§ Given problem: Each line that holds the word "footer" should be returned.
-- BEGIN Records supplied --
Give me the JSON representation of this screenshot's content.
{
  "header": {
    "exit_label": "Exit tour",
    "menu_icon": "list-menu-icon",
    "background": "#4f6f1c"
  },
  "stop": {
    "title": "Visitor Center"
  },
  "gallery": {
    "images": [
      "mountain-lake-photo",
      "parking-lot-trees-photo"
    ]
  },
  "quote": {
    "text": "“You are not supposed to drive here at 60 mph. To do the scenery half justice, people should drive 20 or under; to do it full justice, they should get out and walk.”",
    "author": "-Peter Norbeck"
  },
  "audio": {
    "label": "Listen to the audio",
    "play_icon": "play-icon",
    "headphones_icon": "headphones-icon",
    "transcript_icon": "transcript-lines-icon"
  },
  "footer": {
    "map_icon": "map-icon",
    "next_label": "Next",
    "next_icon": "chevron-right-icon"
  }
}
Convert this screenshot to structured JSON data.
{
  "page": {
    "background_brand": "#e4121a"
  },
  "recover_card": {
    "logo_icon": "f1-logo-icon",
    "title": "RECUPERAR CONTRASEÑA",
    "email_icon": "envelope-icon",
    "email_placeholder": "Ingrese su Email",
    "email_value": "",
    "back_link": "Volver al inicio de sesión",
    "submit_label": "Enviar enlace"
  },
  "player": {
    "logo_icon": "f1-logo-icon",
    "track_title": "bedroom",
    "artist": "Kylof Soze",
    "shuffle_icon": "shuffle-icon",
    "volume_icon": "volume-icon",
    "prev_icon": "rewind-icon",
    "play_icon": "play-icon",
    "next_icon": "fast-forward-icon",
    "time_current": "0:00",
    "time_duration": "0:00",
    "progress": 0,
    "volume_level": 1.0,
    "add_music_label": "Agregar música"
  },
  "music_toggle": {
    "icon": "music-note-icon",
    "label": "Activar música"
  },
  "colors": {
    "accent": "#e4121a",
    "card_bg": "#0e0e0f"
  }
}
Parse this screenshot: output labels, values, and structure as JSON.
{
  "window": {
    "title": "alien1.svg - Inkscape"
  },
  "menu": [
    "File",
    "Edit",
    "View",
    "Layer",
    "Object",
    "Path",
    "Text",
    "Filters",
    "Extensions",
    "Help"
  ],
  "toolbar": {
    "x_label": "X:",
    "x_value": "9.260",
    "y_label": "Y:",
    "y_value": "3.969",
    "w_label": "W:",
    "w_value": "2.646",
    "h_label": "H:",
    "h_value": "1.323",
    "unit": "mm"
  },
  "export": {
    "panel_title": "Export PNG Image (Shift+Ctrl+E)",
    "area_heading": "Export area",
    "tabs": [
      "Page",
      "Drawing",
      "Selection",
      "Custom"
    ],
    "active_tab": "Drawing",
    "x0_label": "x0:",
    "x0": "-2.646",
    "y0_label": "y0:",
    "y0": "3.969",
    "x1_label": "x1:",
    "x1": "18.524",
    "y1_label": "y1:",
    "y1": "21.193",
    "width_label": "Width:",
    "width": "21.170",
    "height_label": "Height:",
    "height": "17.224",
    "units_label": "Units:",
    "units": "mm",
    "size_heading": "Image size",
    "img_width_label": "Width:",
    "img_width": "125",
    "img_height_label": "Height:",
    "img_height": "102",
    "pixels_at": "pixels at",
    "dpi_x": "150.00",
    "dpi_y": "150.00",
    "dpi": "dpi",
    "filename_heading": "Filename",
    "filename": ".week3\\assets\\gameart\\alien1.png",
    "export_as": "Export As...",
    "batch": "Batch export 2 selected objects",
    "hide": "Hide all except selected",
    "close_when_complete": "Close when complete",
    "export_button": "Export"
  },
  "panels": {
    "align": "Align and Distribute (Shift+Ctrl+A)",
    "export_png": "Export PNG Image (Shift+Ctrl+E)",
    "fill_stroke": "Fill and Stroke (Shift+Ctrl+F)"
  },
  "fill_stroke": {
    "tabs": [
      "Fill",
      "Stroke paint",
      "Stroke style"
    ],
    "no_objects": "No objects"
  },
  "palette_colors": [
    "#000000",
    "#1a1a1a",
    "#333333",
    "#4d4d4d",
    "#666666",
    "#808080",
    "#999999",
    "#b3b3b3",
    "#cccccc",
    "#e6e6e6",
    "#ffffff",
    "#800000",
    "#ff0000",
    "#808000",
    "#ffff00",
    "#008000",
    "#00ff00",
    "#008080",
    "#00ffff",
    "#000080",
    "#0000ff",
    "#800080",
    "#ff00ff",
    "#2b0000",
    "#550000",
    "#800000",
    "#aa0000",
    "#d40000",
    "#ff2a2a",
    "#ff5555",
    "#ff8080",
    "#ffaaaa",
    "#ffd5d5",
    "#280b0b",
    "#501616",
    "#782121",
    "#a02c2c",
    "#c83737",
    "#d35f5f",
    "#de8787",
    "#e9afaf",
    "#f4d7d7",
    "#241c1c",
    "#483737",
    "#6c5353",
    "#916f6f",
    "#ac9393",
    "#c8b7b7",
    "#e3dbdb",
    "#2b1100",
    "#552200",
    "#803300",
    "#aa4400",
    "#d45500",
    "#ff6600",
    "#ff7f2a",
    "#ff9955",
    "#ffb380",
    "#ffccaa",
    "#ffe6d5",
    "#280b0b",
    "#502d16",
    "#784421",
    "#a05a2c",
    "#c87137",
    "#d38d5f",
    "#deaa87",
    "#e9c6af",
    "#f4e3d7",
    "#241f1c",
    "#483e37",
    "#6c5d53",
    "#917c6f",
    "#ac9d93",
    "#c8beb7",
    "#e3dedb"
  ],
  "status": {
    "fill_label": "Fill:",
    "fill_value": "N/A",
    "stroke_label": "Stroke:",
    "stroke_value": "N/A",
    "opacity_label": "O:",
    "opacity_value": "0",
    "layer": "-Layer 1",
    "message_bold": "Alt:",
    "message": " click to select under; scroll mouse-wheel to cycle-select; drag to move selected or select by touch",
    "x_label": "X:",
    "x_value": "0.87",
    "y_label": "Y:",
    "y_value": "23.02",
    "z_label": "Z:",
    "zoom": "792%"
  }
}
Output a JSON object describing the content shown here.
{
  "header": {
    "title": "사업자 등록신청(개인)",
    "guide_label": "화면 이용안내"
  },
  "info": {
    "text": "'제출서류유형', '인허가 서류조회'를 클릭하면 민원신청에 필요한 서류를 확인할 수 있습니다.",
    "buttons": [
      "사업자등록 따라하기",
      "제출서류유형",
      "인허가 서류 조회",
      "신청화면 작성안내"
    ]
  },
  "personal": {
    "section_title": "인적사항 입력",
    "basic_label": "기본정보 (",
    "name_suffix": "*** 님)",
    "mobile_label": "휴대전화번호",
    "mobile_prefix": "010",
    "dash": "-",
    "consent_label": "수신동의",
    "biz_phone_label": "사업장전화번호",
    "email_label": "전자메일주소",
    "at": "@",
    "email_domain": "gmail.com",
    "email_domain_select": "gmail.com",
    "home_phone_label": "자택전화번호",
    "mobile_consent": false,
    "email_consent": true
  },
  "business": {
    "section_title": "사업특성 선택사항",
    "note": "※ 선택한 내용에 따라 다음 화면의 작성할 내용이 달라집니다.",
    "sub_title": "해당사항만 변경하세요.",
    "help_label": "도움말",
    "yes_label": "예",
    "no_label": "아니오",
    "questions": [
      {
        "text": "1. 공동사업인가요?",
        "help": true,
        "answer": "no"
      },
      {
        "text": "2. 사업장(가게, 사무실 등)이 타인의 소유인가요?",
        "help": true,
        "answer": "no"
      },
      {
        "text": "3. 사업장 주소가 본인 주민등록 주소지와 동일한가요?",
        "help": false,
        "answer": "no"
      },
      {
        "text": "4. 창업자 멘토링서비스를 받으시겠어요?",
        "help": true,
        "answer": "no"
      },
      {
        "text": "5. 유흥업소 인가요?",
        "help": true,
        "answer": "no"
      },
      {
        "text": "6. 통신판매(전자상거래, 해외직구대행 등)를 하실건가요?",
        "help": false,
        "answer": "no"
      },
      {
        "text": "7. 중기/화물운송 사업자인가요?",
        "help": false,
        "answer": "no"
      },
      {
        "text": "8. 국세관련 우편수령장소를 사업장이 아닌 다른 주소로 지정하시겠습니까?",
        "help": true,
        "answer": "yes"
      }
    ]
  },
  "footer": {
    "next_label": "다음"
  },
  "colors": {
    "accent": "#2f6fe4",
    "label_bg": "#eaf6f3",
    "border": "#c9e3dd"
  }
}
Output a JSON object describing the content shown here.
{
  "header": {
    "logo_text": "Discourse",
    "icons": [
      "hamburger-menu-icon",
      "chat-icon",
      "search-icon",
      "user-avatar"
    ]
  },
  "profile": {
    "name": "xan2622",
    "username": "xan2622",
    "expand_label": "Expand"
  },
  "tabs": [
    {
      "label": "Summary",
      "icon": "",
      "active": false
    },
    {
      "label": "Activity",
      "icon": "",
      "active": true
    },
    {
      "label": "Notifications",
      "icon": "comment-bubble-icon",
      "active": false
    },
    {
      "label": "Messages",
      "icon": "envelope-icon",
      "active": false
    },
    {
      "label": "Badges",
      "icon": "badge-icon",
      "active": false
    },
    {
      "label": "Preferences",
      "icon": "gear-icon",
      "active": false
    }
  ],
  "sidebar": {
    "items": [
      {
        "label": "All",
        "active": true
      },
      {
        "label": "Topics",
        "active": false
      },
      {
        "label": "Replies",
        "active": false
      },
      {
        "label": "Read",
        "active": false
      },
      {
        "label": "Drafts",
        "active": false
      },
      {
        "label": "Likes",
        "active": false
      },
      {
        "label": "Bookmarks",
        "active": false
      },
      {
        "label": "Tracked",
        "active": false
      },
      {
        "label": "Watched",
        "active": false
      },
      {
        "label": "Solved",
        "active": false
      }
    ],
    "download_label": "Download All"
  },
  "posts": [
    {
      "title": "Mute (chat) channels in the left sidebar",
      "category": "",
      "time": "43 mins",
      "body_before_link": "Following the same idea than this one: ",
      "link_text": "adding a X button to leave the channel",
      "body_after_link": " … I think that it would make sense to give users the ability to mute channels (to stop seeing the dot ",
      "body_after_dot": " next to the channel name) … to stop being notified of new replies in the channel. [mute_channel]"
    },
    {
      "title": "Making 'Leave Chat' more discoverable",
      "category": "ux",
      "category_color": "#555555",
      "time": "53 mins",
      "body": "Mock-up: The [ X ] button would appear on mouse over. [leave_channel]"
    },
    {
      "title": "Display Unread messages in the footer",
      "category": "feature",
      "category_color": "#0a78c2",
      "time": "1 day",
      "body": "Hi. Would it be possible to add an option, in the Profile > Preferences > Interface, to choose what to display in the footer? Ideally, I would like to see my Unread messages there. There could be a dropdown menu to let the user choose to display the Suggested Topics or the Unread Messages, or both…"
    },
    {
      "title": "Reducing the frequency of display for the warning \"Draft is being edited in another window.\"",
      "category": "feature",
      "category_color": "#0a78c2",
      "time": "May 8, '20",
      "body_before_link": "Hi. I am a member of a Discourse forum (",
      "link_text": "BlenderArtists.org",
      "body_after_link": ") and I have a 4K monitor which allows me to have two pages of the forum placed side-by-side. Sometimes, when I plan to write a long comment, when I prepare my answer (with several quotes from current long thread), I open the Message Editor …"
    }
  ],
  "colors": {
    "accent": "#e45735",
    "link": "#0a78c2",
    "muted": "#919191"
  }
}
-- END Records supplied --
§ Task result:
  "footer": {
  "footer": {
      "title": "Display Unread messages in the footer",
      "body": "Hi. Would it be possible to add an option, in the Profile > Preferences > Interface, to choose what to display in the footer? Ideally, I would like to see my Unread messages there. There could be a dropdown menu to let the user choose to display the Suggested Topics or the Unread Messages, or both…"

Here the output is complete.